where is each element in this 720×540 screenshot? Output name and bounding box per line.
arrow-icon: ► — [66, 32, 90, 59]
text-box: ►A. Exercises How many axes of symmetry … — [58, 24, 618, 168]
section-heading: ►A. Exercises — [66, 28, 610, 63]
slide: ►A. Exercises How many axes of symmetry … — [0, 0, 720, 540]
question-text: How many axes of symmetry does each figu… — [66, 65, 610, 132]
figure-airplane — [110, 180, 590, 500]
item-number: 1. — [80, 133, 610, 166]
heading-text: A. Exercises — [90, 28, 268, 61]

= = = = =

▸ **Set exercise**: Reproduce every line of the entry above verbatim, changing no character, spacing, or line order.

▸ **Result of this exercise**:
where is each element in this 720×540 screenshot? Output name and bounding box per line.
arrow-icon: ► — [66, 32, 90, 59]
text-box: ►A. Exercises How many axes of symmetry … — [58, 24, 618, 168]
section-heading: ►A. Exercises — [66, 28, 610, 63]
slide: ►A. Exercises How many axes of symmetry … — [0, 0, 720, 540]
question-text: How many axes of symmetry does each figu… — [66, 65, 610, 132]
figure-airplane — [110, 180, 590, 500]
item-number: 1. — [80, 133, 610, 166]
heading-text: A. Exercises — [90, 28, 268, 61]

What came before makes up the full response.